▶ _INFORMATION SHOWN_
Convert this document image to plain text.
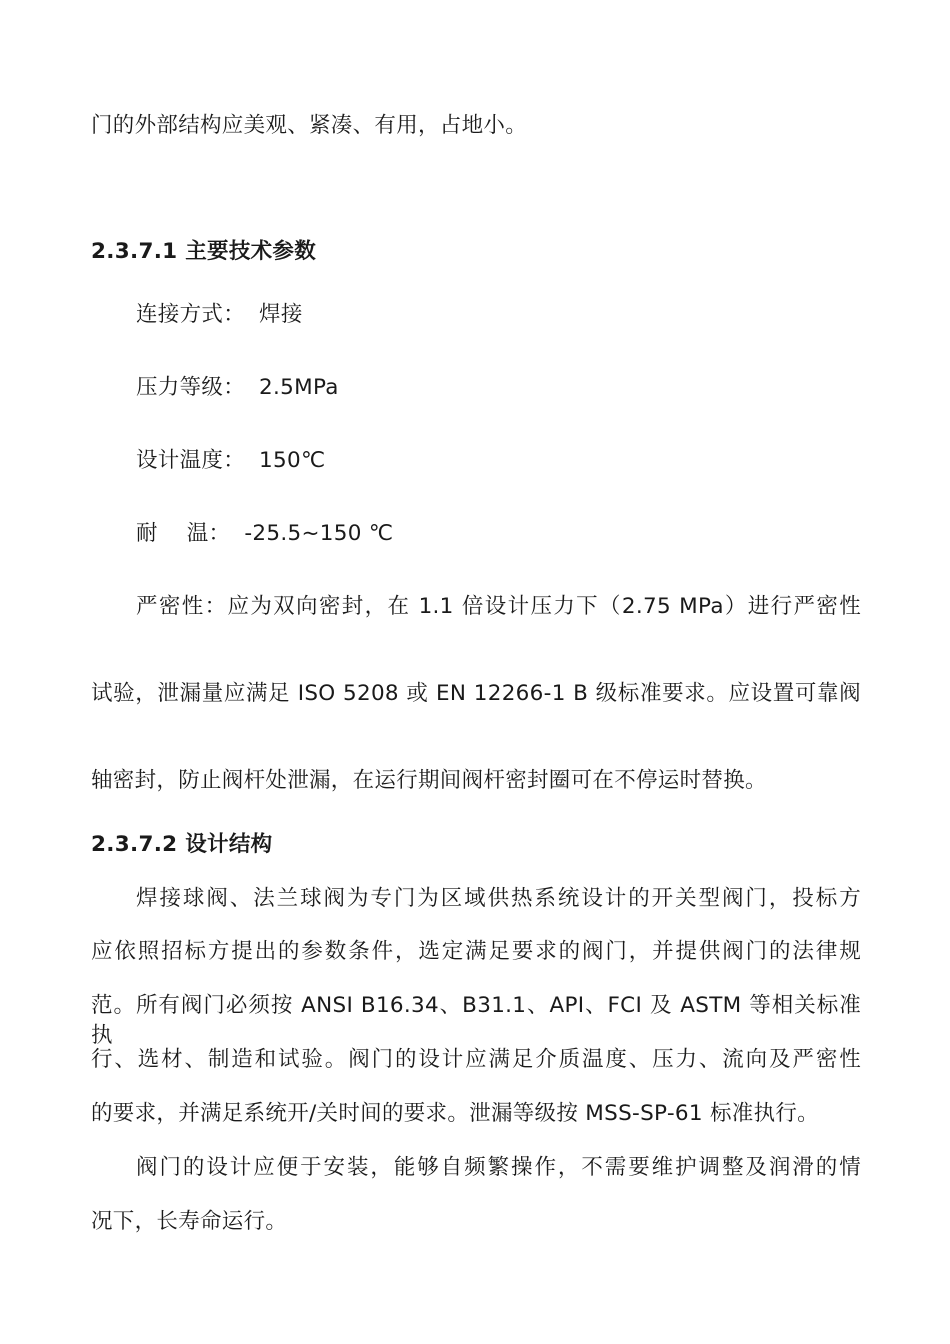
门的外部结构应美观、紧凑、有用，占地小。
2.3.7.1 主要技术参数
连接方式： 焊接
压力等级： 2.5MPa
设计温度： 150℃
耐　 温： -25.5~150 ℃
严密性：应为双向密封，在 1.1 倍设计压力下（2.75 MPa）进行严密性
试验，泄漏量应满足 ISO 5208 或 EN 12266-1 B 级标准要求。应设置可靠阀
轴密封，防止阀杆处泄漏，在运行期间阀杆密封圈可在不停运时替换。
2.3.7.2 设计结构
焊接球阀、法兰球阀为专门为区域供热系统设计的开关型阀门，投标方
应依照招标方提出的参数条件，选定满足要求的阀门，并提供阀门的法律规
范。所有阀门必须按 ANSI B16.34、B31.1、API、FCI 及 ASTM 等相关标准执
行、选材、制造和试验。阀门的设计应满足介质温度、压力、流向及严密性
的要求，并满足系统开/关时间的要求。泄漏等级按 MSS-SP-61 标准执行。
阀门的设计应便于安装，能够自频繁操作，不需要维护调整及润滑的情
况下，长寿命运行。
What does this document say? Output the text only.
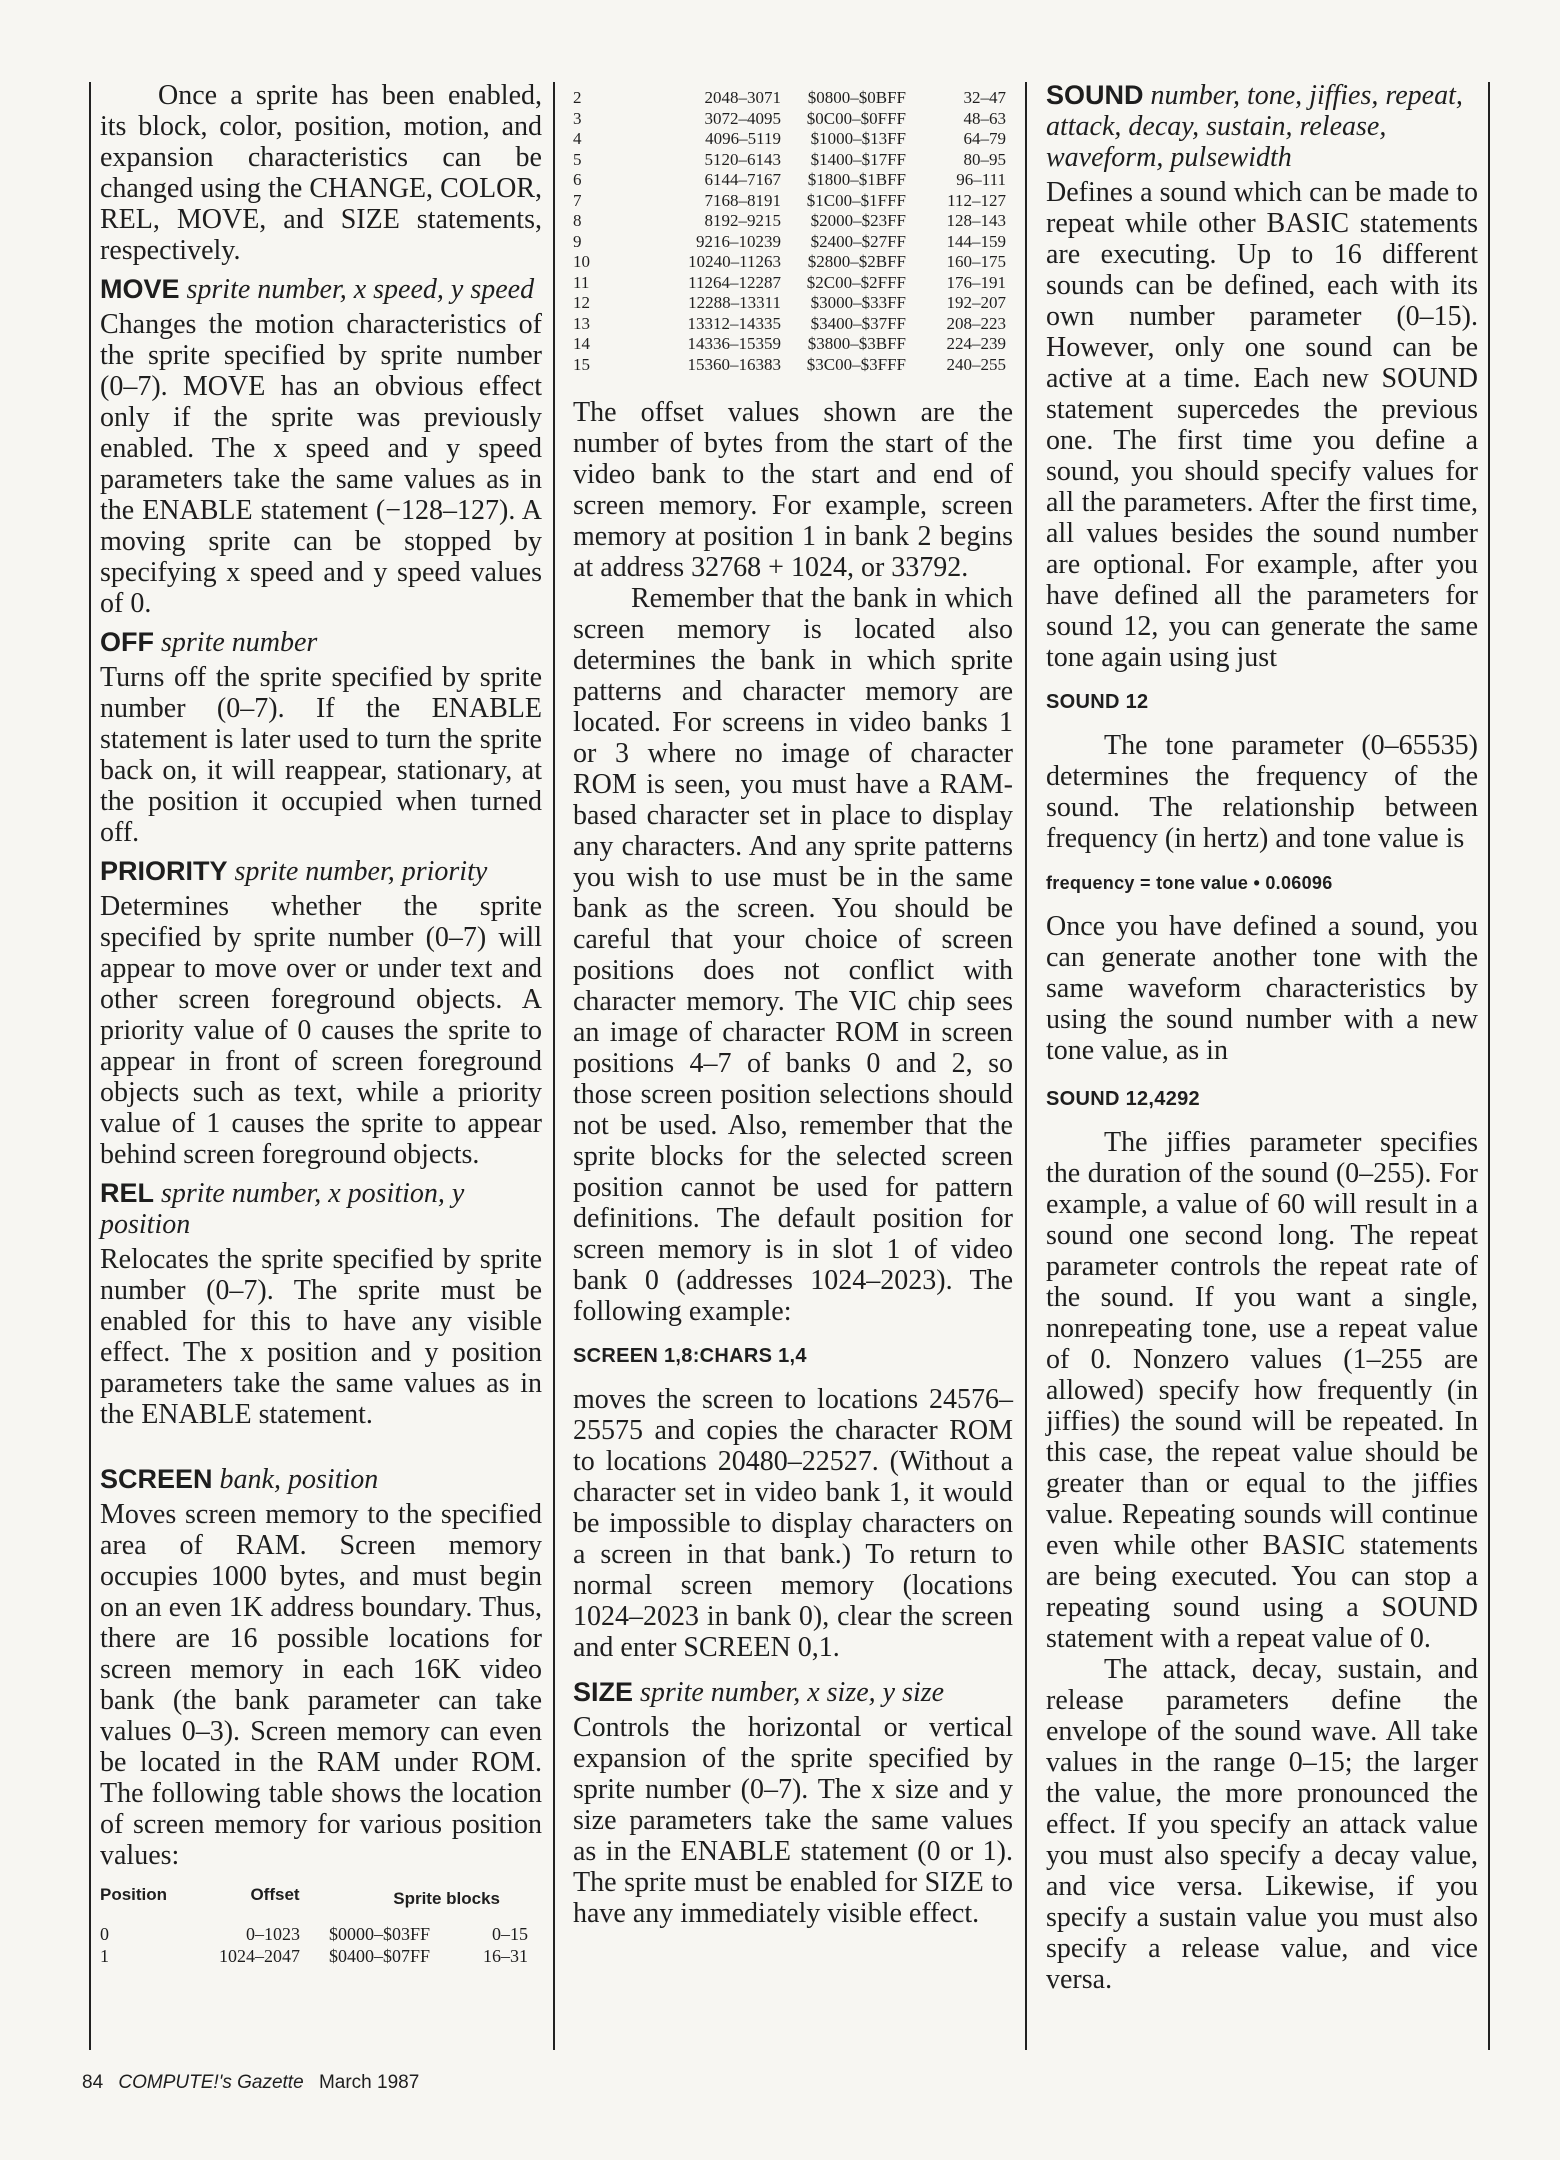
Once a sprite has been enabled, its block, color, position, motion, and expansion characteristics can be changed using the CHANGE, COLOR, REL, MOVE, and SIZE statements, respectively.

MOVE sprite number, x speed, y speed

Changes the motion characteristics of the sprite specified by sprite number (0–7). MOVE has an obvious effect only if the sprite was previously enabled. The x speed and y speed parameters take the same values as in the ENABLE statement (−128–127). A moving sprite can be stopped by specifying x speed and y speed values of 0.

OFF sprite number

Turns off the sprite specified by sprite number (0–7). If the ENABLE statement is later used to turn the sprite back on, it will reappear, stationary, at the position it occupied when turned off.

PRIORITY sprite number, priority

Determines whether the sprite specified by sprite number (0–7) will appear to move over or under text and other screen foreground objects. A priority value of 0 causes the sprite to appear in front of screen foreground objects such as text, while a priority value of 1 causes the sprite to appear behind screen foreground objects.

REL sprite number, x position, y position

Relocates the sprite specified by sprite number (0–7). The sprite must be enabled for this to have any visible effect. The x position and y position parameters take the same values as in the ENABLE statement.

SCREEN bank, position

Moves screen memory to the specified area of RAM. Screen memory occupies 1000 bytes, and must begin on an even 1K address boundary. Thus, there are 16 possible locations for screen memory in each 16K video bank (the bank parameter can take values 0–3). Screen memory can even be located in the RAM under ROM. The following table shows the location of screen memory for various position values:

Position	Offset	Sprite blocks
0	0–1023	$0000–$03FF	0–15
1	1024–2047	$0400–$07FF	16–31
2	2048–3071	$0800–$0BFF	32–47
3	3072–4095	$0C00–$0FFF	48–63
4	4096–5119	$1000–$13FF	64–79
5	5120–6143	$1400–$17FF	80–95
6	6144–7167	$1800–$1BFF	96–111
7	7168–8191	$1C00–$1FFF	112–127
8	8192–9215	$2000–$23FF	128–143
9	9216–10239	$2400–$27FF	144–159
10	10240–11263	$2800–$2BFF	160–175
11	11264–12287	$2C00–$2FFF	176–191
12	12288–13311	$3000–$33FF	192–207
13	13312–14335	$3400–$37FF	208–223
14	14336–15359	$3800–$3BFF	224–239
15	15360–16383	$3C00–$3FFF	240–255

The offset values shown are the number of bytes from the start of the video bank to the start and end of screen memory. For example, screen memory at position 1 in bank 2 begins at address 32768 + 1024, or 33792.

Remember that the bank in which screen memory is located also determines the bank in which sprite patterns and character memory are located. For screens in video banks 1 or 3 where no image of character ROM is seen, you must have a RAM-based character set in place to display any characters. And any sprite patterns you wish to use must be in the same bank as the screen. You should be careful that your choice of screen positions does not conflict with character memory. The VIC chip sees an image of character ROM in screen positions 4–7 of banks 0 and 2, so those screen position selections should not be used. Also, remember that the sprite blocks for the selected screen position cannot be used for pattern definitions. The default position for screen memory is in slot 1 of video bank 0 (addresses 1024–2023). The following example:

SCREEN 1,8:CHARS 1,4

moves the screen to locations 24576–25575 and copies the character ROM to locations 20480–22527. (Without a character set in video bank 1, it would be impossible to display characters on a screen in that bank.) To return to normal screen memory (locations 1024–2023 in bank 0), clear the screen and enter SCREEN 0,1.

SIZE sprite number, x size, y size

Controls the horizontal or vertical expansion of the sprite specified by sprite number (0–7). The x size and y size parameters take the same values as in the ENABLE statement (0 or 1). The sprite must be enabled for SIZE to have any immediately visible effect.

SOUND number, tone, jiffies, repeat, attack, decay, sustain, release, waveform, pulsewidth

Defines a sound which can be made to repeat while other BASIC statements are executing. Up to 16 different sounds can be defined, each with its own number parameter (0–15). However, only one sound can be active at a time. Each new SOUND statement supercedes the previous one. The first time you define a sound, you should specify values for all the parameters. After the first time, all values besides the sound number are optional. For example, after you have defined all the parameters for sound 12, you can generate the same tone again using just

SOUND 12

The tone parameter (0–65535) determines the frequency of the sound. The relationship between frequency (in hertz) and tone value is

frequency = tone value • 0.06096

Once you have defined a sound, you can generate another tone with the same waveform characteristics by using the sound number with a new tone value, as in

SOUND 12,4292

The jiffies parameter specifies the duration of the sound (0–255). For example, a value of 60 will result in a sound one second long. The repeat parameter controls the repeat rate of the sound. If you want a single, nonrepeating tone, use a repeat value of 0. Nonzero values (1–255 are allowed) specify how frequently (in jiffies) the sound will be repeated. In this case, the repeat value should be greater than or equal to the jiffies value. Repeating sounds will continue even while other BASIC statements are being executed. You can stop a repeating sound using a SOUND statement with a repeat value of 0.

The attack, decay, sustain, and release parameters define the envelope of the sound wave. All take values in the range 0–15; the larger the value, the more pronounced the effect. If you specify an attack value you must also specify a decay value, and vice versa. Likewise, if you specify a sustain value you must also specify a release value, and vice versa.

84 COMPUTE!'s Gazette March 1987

▶ _WRITTEN PROBLEM_
Give back all entries exactly. No pictures belong in the copy.

▶ _RESPONSE TO THE EXERCISE_
Convert this document image to plain text.
门的外部结构应美观、紧凑、有用，占地小。
2.3.7.1 主要技术参数
连接方式： 焊接
压力等级： 2.5MPa
设计温度： 150℃
耐　 温： -25.5~150 ℃
严密性：应为双向密封，在 1.1 倍设计压力下（2.75 MPa）进行严密性
试验，泄漏量应满足 ISO 5208 或 EN 12266-1 B 级标准要求。应设置可靠阀
轴密封，防止阀杆处泄漏，在运行期间阀杆密封圈可在不停运时替换。
2.3.7.2 设计结构
焊接球阀、法兰球阀为专门为区域供热系统设计的开关型阀门，投标方
应依照招标方提出的参数条件，选定满足要求的阀门，并提供阀门的法律规
范。所有阀门必须按 ANSI B16.34、B31.1、API、FCI 及 ASTM 等相关标准执
行、选材、制造和试验。阀门的设计应满足介质温度、压力、流向及严密性
的要求，并满足系统开/关时间的要求。泄漏等级按 MSS-SP-61 标准执行。
阀门的设计应便于安装，能够自频繁操作，不需要维护调整及润滑的情
况下，长寿命运行。
What does this document say? Output the text only.
Once a sprite has been enabled, its block, color, position, motion, and expansion characteristics can be changed using the CHANGE, COLOR, REL, MOVE, and SIZE statements, respectively.

MOVE sprite number, x speed, y speed

Changes the motion characteristics of the sprite specified by sprite number (0–7). MOVE has an obvious effect only if the sprite was previously enabled. The x speed and y speed parameters take the same values as in the ENABLE statement (−128–127). A moving sprite can be stopped by specifying x speed and y speed values of 0.

OFF sprite number

Turns off the sprite specified by sprite number (0–7). If the ENABLE statement is later used to turn the sprite back on, it will reappear, stationary, at the position it occupied when turned off.

PRIORITY sprite number, priority

Determines whether the sprite specified by sprite number (0–7) will appear to move over or under text and other screen foreground objects. A priority value of 0 causes the sprite to appear in front of screen foreground objects such as text, while a priority value of 1 causes the sprite to appear behind screen foreground objects.

REL sprite number, x position, y position

Relocates the sprite specified by sprite number (0–7). The sprite must be enabled for this to have any visible effect. The x position and y position parameters take the same values as in the ENABLE statement.

SCREEN bank, position

Moves screen memory to the specified area of RAM. Screen memory occupies 1000 bytes, and must begin on an even 1K address boundary. Thus, there are 16 possible locations for screen memory in each 16K video bank (the bank parameter can take values 0–3). Screen memory can even be located in the RAM under ROM. The following table shows the location of screen memory for various position values:

Position	Offset	Sprite blocks
0	0–1023	$0000–$03FF	0–15
1	1024–2047	$0400–$07FF	16–31
2	2048–3071	$0800–$0BFF	32–47
3	3072–4095	$0C00–$0FFF	48–63
4	4096–5119	$1000–$13FF	64–79
5	5120–6143	$1400–$17FF	80–95
6	6144–7167	$1800–$1BFF	96–111
7	7168–8191	$1C00–$1FFF	112–127
8	8192–9215	$2000–$23FF	128–143
9	9216–10239	$2400–$27FF	144–159
10	10240–11263	$2800–$2BFF	160–175
11	11264–12287	$2C00–$2FFF	176–191
12	12288–13311	$3000–$33FF	192–207
13	13312–14335	$3400–$37FF	208–223
14	14336–15359	$3800–$3BFF	224–239
15	15360–16383	$3C00–$3FFF	240–255

The offset values shown are the number of bytes from the start of the video bank to the start and end of screen memory. For example, screen memory at position 1 in bank 2 begins at address 32768 + 1024, or 33792.

Remember that the bank in which screen memory is located also determines the bank in which sprite patterns and character memory are located. For screens in video banks 1 or 3 where no image of character ROM is seen, you must have a RAM-based character set in place to display any characters. And any sprite patterns you wish to use must be in the same bank as the screen. You should be careful that your choice of screen positions does not conflict with character memory. The VIC chip sees an image of character ROM in screen positions 4–7 of banks 0 and 2, so those screen position selections should not be used. Also, remember that the sprite blocks for the selected screen position cannot be used for pattern definitions. The default position for screen memory is in slot 1 of video bank 0 (addresses 1024–2023). The following example:

SCREEN 1,8:CHARS 1,4

moves the screen to locations 24576–25575 and copies the character ROM to locations 20480–22527. (Without a character set in video bank 1, it would be impossible to display characters on a screen in that bank.) To return to normal screen memory (locations 1024–2023 in bank 0), clear the screen and enter SCREEN 0,1.

SIZE sprite number, x size, y size

Controls the horizontal or vertical expansion of the sprite specified by sprite number (0–7). The x size and y size parameters take the same values as in the ENABLE statement (0 or 1). The sprite must be enabled for SIZE to have any immediately visible effect.

SOUND number, tone, jiffies, repeat, attack, decay, sustain, release, waveform, pulsewidth

Defines a sound which can be made to repeat while other BASIC statements are executing. Up to 16 different sounds can be defined, each with its own number parameter (0–15). However, only one sound can be active at a time. Each new SOUND statement supercedes the previous one. The first time you define a sound, you should specify values for all the parameters. After the first time, all values besides the sound number are optional. For example, after you have defined all the parameters for sound 12, you can generate the same tone again using just

SOUND 12

The tone parameter (0–65535) determines the frequency of the sound. The relationship between frequency (in hertz) and tone value is

frequency = tone value • 0.06096

Once you have defined a sound, you can generate another tone with the same waveform characteristics by using the sound number with a new tone value, as in

SOUND 12,4292

The jiffies parameter specifies the duration of the sound (0–255). For example, a value of 60 will result in a sound one second long. The repeat parameter controls the repeat rate of the sound. If you want a single, nonrepeating tone, use a repeat value of 0. Nonzero values (1–255 are allowed) specify how frequently (in jiffies) the sound will be repeated. In this case, the repeat value should be greater than or equal to the jiffies value. Repeating sounds will continue even while other BASIC statements are being executed. You can stop a repeating sound using a SOUND statement with a repeat value of 0.

The attack, decay, sustain, and release parameters define the envelope of the sound wave. All take values in the range 0–15; the larger the value, the more pronounced the effect. If you specify an attack value you must also specify a decay value, and vice versa. Likewise, if you specify a sustain value you must also specify a release value, and vice versa.

84 COMPUTE!'s Gazette March 1987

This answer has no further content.